(Items from a figure collection)
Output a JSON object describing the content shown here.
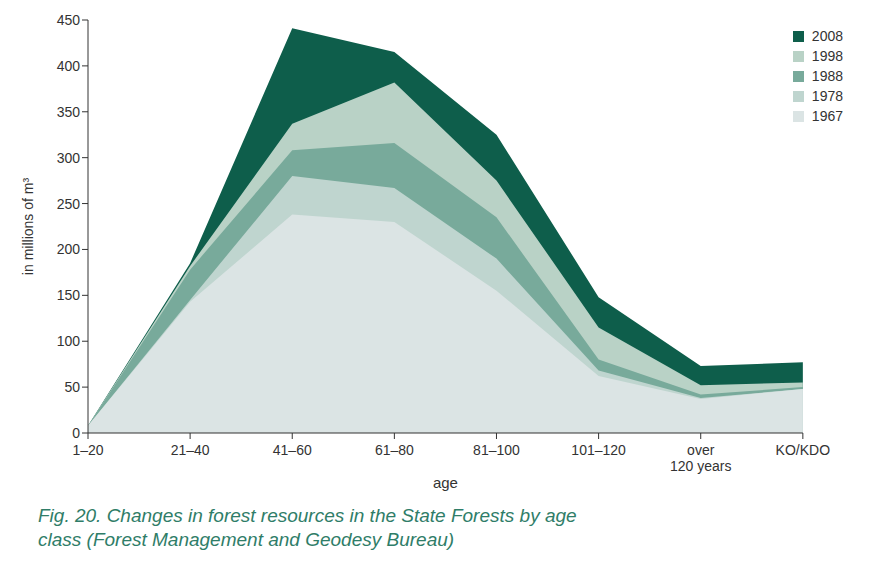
{
  "chart_data": {
    "type": "area",
    "title": "Fig. 20. Changes in forest resources in the State Forests by age class (Forest Management and Geodesy Bureau)",
    "x_label": "age",
    "y_label": "in millions of m³",
    "categories": [
      "1–20",
      "21–40",
      "41–60",
      "61–80",
      "81–100",
      "101–120",
      "over 120 years",
      "KO/KDO"
    ],
    "series": [
      {
        "name": "2008",
        "color": "#0e5e4b",
        "values": [
          8,
          185,
          441,
          415,
          325,
          148,
          73,
          77
        ]
      },
      {
        "name": "1998",
        "color": "#b9d2c6",
        "values": [
          8,
          182,
          337,
          382,
          275,
          115,
          52,
          55
        ]
      },
      {
        "name": "1988",
        "color": "#78aa9b",
        "values": [
          8,
          178,
          308,
          316,
          235,
          80,
          42,
          50
        ]
      },
      {
        "name": "1978",
        "color": "#bfd5cf",
        "values": [
          8,
          145,
          280,
          267,
          190,
          68,
          38,
          48
        ]
      },
      {
        "name": "1967",
        "color": "#dbe4e4",
        "values": [
          8,
          143,
          238,
          230,
          155,
          62,
          37,
          48
        ]
      }
    ],
    "ylim": [
      0,
      450
    ],
    "yticks": [
      0,
      50,
      100,
      150,
      200,
      250,
      300,
      350,
      400,
      450
    ],
    "grid": false,
    "legend": "upper right",
    "stacked": false
  }
}
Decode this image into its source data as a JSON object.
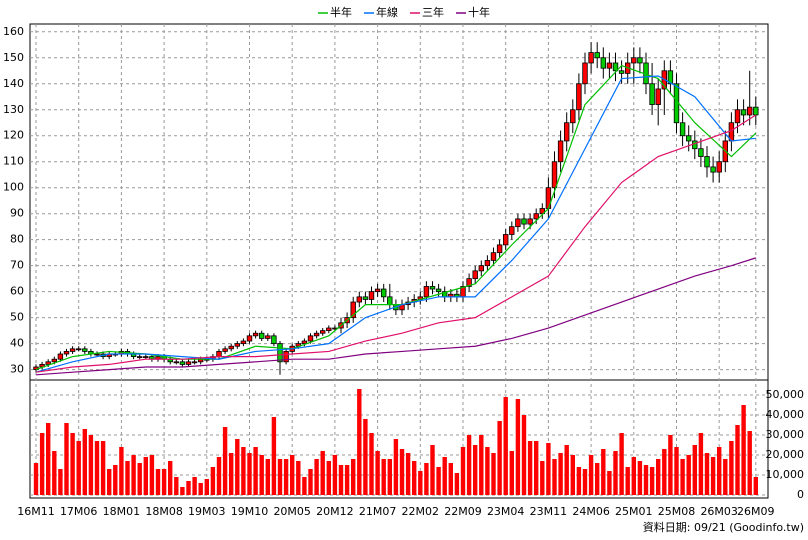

Short problem:
Reproduce the whole listing word for word, setting aside any pictures.

Solution to this problem:
Output a JSON object describing the content shown here.
{
  "chart_data": {
    "type": "area",
    "title": "Fig. 20. Changes in forest resources in the State Forests by age class (Forest Management and Geodesy Bureau)",
    "x_label": "age",
    "y_label": "in millions of m³",
    "categories": [
      "1–20",
      "21–40",
      "41–60",
      "61–80",
      "81–100",
      "101–120",
      "over 120 years",
      "KO/KDO"
    ],
    "series": [
      {
        "name": "2008",
        "color": "#0e5e4b",
        "values": [
          8,
          185,
          441,
          415,
          325,
          148,
          73,
          77
        ]
      },
      {
        "name": "1998",
        "color": "#b9d2c6",
        "values": [
          8,
          182,
          337,
          382,
          275,
          115,
          52,
          55
        ]
      },
      {
        "name": "1988",
        "color": "#78aa9b",
        "values": [
          8,
          178,
          308,
          316,
          235,
          80,
          42,
          50
        ]
      },
      {
        "name": "1978",
        "color": "#bfd5cf",
        "values": [
          8,
          145,
          280,
          267,
          190,
          68,
          38,
          48
        ]
      },
      {
        "name": "1967",
        "color": "#dbe4e4",
        "values": [
          8,
          143,
          238,
          230,
          155,
          62,
          37,
          48
        ]
      }
    ],
    "ylim": [
      0,
      450
    ],
    "yticks": [
      0,
      50,
      100,
      150,
      200,
      250,
      300,
      350,
      400,
      450
    ],
    "grid": false,
    "legend": "upper right",
    "stacked": false
  }
}
Decode this image into its source data as a JSON object.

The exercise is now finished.